→ **DIRECTIONS**
All of the data needs to be repeated exactly.

[Data excerpts]
>> start

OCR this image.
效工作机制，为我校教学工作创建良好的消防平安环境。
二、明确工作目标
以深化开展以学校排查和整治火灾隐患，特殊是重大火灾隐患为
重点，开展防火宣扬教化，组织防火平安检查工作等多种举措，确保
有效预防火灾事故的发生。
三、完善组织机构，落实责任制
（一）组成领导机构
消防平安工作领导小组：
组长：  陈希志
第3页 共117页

>> end

→ **RESPONSE TO THE EXERCISE**
OCR this image.
效工作机制，为我校教学工作创建良好的消防平安环境。
二、明确工作目标
以深化开展以学校排查和整治火灾隐患，特殊是重大火灾隐患为
重点，开展防火宣扬教化，组织防火平安检查工作等多种举措，确保
有效预防火灾事故的发生。
三、完善组织机构，落实责任制
（一）组成领导机构
消防平安工作领导小组：
组长：  陈希志
第3页 共117页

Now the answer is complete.